= Exercise brief =
Copy out every record below exactly as written, but leave out any pictures.

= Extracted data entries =

================================

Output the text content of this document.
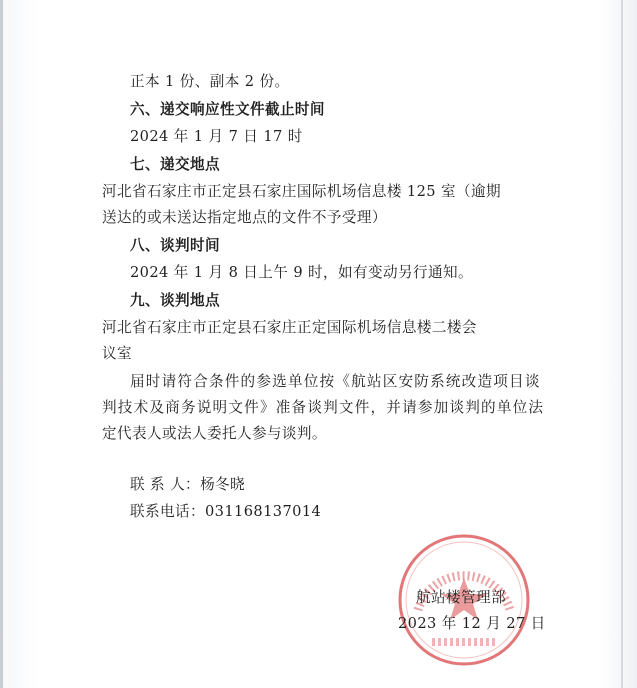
正本 1 份、副本 2 份。
六、递交响应性文件截止时间
2024 年 1 月 7 日 17 时
七、递交地点
河北省石家庄市正定县石家庄国际机场信息楼 125 室（逾期
送达的或未送达指定地点的文件不予受理）
八、谈判时间
2024 年 1 月 8 日上午 9 时，如有变动另行通知。
九、谈判地点
河北省石家庄市正定县石家庄正定国际机场信息楼二楼会
议室
届时请符合条件的参选单位按《航站区安防系统改造项目谈
判技术及商务说明文件》准备谈判文件，并请参加谈判的单位法
定代表人或法人委托人参与谈判。
联 系 人：杨冬晓
联系电话：031168137014
航站楼管理部
2023 年 12 月 27 日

================================

= Response =
Output the text content of this document.
正本 1 份、副本 2 份。
六、递交响应性文件截止时间
2024 年 1 月 7 日 17 时
七、递交地点
河北省石家庄市正定县石家庄国际机场信息楼 125 室（逾期
送达的或未送达指定地点的文件不予受理）
八、谈判时间
2024 年 1 月 8 日上午 9 时，如有变动另行通知。
九、谈判地点
河北省石家庄市正定县石家庄正定国际机场信息楼二楼会
议室
届时请符合条件的参选单位按《航站区安防系统改造项目谈
判技术及商务说明文件》准备谈判文件，并请参加谈判的单位法
定代表人或法人委托人参与谈判。
联 系 人：杨冬晓
联系电话：031168137014
航站楼管理部
2023 年 12 月 27 日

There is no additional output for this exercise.